BEGIN

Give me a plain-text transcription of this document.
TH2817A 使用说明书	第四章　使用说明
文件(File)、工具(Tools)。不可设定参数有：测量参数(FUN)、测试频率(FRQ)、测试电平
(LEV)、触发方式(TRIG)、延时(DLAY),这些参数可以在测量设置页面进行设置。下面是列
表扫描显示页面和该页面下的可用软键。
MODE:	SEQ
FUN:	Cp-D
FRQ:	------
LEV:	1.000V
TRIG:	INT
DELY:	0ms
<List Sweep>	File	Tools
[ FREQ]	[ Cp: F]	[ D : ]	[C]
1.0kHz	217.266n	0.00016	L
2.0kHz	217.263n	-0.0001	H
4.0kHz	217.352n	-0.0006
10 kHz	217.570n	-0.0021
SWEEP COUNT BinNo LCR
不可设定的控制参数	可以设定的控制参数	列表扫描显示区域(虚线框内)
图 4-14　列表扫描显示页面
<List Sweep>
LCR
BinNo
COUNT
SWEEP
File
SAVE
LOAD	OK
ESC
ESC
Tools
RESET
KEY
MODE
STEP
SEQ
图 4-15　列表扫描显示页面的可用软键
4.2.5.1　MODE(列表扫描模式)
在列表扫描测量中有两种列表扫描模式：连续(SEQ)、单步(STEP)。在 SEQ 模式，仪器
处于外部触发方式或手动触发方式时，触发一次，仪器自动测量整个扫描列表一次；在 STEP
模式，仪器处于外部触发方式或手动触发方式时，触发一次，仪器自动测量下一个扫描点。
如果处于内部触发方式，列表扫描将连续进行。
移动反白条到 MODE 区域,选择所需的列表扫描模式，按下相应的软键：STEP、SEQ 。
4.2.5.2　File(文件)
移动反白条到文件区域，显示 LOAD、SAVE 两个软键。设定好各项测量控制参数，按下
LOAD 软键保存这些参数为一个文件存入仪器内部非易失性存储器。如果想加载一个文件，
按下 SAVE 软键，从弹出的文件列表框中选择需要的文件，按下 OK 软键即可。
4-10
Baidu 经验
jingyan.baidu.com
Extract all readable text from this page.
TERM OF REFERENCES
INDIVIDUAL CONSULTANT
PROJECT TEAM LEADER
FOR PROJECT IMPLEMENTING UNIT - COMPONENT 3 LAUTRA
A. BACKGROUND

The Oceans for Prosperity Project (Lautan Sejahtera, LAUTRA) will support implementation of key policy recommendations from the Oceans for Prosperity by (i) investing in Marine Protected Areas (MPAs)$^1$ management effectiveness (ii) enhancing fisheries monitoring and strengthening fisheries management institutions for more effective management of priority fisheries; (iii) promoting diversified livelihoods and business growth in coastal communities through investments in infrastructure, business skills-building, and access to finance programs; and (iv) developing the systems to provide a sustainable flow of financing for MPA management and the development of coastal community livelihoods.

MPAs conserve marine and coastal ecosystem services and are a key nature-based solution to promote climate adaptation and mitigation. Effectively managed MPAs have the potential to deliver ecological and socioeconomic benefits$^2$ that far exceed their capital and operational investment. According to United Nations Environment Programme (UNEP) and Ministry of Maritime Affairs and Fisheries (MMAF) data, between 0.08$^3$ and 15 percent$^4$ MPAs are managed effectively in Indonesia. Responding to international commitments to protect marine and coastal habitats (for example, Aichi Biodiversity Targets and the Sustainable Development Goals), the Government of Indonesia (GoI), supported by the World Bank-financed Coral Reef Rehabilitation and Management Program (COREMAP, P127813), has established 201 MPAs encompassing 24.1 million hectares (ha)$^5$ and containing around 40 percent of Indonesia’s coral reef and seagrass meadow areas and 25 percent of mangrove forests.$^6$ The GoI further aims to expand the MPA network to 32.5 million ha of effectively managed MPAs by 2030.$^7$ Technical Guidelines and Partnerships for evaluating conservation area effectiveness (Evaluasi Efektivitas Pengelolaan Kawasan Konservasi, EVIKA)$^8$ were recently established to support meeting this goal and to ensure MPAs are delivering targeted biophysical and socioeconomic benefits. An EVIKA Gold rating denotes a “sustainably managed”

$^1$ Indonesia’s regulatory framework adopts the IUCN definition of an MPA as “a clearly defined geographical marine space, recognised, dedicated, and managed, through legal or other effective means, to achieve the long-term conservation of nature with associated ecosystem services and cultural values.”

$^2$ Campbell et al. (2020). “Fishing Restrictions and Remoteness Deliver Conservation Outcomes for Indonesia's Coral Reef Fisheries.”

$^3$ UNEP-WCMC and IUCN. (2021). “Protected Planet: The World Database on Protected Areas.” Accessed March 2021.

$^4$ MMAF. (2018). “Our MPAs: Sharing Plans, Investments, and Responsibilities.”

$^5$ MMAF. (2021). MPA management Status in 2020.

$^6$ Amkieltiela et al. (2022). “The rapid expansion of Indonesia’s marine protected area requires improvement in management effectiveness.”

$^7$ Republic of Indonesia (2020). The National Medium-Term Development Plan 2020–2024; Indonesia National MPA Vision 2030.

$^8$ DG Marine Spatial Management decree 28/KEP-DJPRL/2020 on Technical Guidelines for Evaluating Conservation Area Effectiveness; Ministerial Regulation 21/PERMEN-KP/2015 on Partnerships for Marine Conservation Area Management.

END

Copy out all of the records above with nothing altered.

- TASK RESPONSE
Give me a plain-text transcription of this document.
TH2817A 使用说明书	第四章　使用说明
文件(File)、工具(Tools)。不可设定参数有：测量参数(FUN)、测试频率(FRQ)、测试电平
(LEV)、触发方式(TRIG)、延时(DLAY),这些参数可以在测量设置页面进行设置。下面是列
表扫描显示页面和该页面下的可用软键。
MODE:	SEQ
FUN:	Cp-D
FRQ:	------
LEV:	1.000V
TRIG:	INT
DELY:	0ms
<List Sweep>	File	Tools
[ FREQ]	[ Cp: F]	[ D : ]	[C]
1.0kHz	217.266n	0.00016	L
2.0kHz	217.263n	-0.0001	H
4.0kHz	217.352n	-0.0006
10 kHz	217.570n	-0.0021
SWEEP COUNT BinNo LCR
不可设定的控制参数	可以设定的控制参数	列表扫描显示区域(虚线框内)
图 4-14　列表扫描显示页面
<List Sweep>
LCR
BinNo
COUNT
SWEEP
File
SAVE
LOAD	OK
ESC
ESC
Tools
RESET
KEY
MODE
STEP
SEQ
图 4-15　列表扫描显示页面的可用软键
4.2.5.1　MODE(列表扫描模式)
在列表扫描测量中有两种列表扫描模式：连续(SEQ)、单步(STEP)。在 SEQ 模式，仪器
处于外部触发方式或手动触发方式时，触发一次，仪器自动测量整个扫描列表一次；在 STEP
模式，仪器处于外部触发方式或手动触发方式时，触发一次，仪器自动测量下一个扫描点。
如果处于内部触发方式，列表扫描将连续进行。
移动反白条到 MODE 区域,选择所需的列表扫描模式，按下相应的软键：STEP、SEQ 。
4.2.5.2　File(文件)
移动反白条到文件区域，显示 LOAD、SAVE 两个软键。设定好各项测量控制参数，按下
LOAD 软键保存这些参数为一个文件存入仪器内部非易失性存储器。如果想加载一个文件，
按下 SAVE 软键，从弹出的文件列表框中选择需要的文件，按下 OK 软键即可。
4-10
Baidu 经验
jingyan.baidu.com
Extract all readable text from this page.
TERM OF REFERENCES
INDIVIDUAL CONSULTANT
PROJECT TEAM LEADER
FOR PROJECT IMPLEMENTING UNIT - COMPONENT 3 LAUTRA
A. BACKGROUND

The Oceans for Prosperity Project (Lautan Sejahtera, LAUTRA) will support implementation of key policy recommendations from the Oceans for Prosperity by (i) investing in Marine Protected Areas (MPAs)$^1$ management effectiveness (ii) enhancing fisheries monitoring and strengthening fisheries management institutions for more effective management of priority fisheries; (iii) promoting diversified livelihoods and business growth in coastal communities through investments in infrastructure, business skills-building, and access to finance programs; and (iv) developing the systems to provide a sustainable flow of financing for MPA management and the development of coastal community livelihoods.

MPAs conserve marine and coastal ecosystem services and are a key nature-based solution to promote climate adaptation and mitigation. Effectively managed MPAs have the potential to deliver ecological and socioeconomic benefits$^2$ that far exceed their capital and operational investment. According to United Nations Environment Programme (UNEP) and Ministry of Maritime Affairs and Fisheries (MMAF) data, between 0.08$^3$ and 15 percent$^4$ MPAs are managed effectively in Indonesia. Responding to international commitments to protect marine and coastal habitats (for example, Aichi Biodiversity Targets and the Sustainable Development Goals), the Government of Indonesia (GoI), supported by the World Bank-financed Coral Reef Rehabilitation and Management Program (COREMAP, P127813), has established 201 MPAs encompassing 24.1 million hectares (ha)$^5$ and containing around 40 percent of Indonesia’s coral reef and seagrass meadow areas and 25 percent of mangrove forests.$^6$ The GoI further aims to expand the MPA network to 32.5 million ha of effectively managed MPAs by 2030.$^7$ Technical Guidelines and Partnerships for evaluating conservation area effectiveness (Evaluasi Efektivitas Pengelolaan Kawasan Konservasi, EVIKA)$^8$ were recently established to support meeting this goal and to ensure MPAs are delivering targeted biophysical and socioeconomic benefits. An EVIKA Gold rating denotes a “sustainably managed”

$^1$ Indonesia’s regulatory framework adopts the IUCN definition of an MPA as “a clearly defined geographical marine space, recognised, dedicated, and managed, through legal or other effective means, to achieve the long-term conservation of nature with associated ecosystem services and cultural values.”

$^2$ Campbell et al. (2020). “Fishing Restrictions and Remoteness Deliver Conservation Outcomes for Indonesia's Coral Reef Fisheries.”

$^3$ UNEP-WCMC and IUCN. (2021). “Protected Planet: The World Database on Protected Areas.” Accessed March 2021.

$^4$ MMAF. (2018). “Our MPAs: Sharing Plans, Investments, and Responsibilities.”

$^5$ MMAF. (2021). MPA management Status in 2020.

$^6$ Amkieltiela et al. (2022). “The rapid expansion of Indonesia’s marine protected area requires improvement in management effectiveness.”

$^7$ Republic of Indonesia (2020). The National Medium-Term Development Plan 2020–2024; Indonesia National MPA Vision 2030.

$^8$ DG Marine Spatial Management decree 28/KEP-DJPRL/2020 on Technical Guidelines for Evaluating Conservation Area Effectiveness; Ministerial Regulation 21/PERMEN-KP/2015 on Partnerships for Marine Conservation Area Management.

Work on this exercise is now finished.